* GIVEN DATA
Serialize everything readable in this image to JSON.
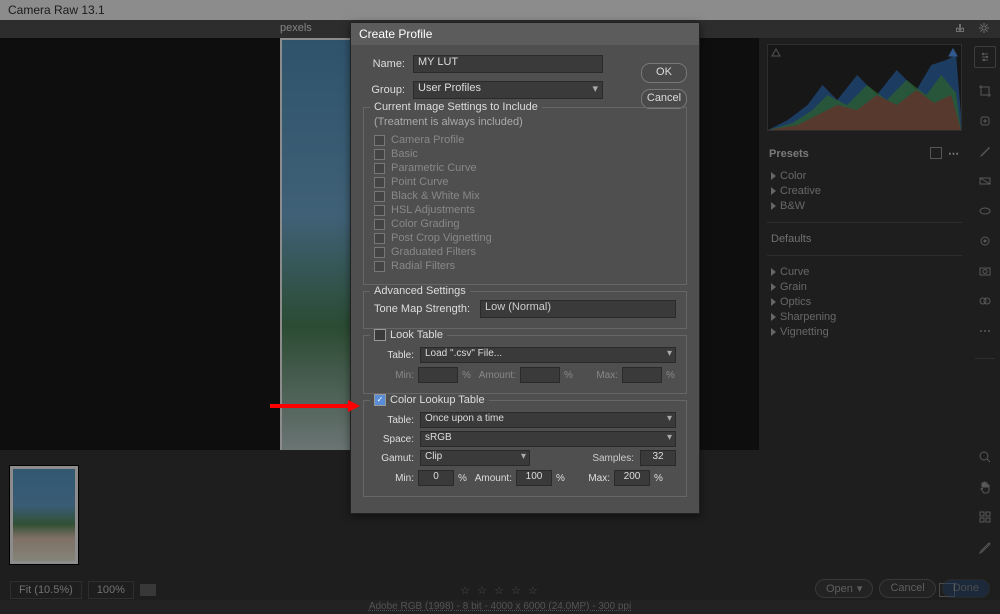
{
  "app_title": "Camera Raw 13.1",
  "file_name": "pexels",
  "dialog": {
    "title": "Create Profile",
    "name_label": "Name:",
    "name_value": "MY LUT",
    "group_label": "Group:",
    "group_value": "User Profiles",
    "ok": "OK",
    "cancel": "Cancel",
    "include_legend": "Current Image Settings to Include",
    "treatment_note": "(Treatment is always included)",
    "includes": [
      "Camera Profile",
      "Basic",
      "Parametric Curve",
      "Point Curve",
      "Black & White Mix",
      "HSL Adjustments",
      "Color Grading",
      "Post Crop Vignetting",
      "Graduated Filters",
      "Radial Filters"
    ],
    "adv_legend": "Advanced Settings",
    "tone_map_label": "Tone Map Strength:",
    "tone_map_value": "Low (Normal)",
    "look_legend": "Look Table",
    "look_table_label": "Table:",
    "look_table_value": "Load \".csv\" File...",
    "look_min": "Min:",
    "look_amount": "Amount:",
    "look_max": "Max:",
    "pct": "%",
    "color_lookup_legend": "Color Lookup Table",
    "clt_table_label": "Table:",
    "clt_table_value": "Once upon a time",
    "clt_space_label": "Space:",
    "clt_space_value": "sRGB",
    "clt_gamut_label": "Gamut:",
    "clt_gamut_value": "Clip",
    "clt_samples_label": "Samples:",
    "clt_samples_value": "32",
    "clt_min_label": "Min:",
    "clt_min_value": "0",
    "clt_amount_label": "Amount:",
    "clt_amount_value": "100",
    "clt_max_label": "Max:",
    "clt_max_value": "200"
  },
  "sidepanel": {
    "presets_title": "Presets",
    "groups1": [
      "Color",
      "Creative",
      "B&W"
    ],
    "defaults": "Defaults",
    "groups2": [
      "Curve",
      "Grain",
      "Optics",
      "Sharpening",
      "Vignetting"
    ]
  },
  "bottom": {
    "fit": "Fit (10.5%)",
    "zoom": "100%",
    "stars": "☆ ☆ ☆ ☆ ☆",
    "open": "Open",
    "cancel": "Cancel",
    "done": "Done"
  },
  "meta": "Adobe RGB (1998) - 8 bit - 4000 x 6000 (24.0MP) - 300 ppi"
}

* WRITTEN INSTRUCTION
Which lines contain the word "Color"? Copy each of them.

* EXERCISE RESULT
      "Color Grading",
    "color_lookup_legend": "Color Lookup Table",
      "Color",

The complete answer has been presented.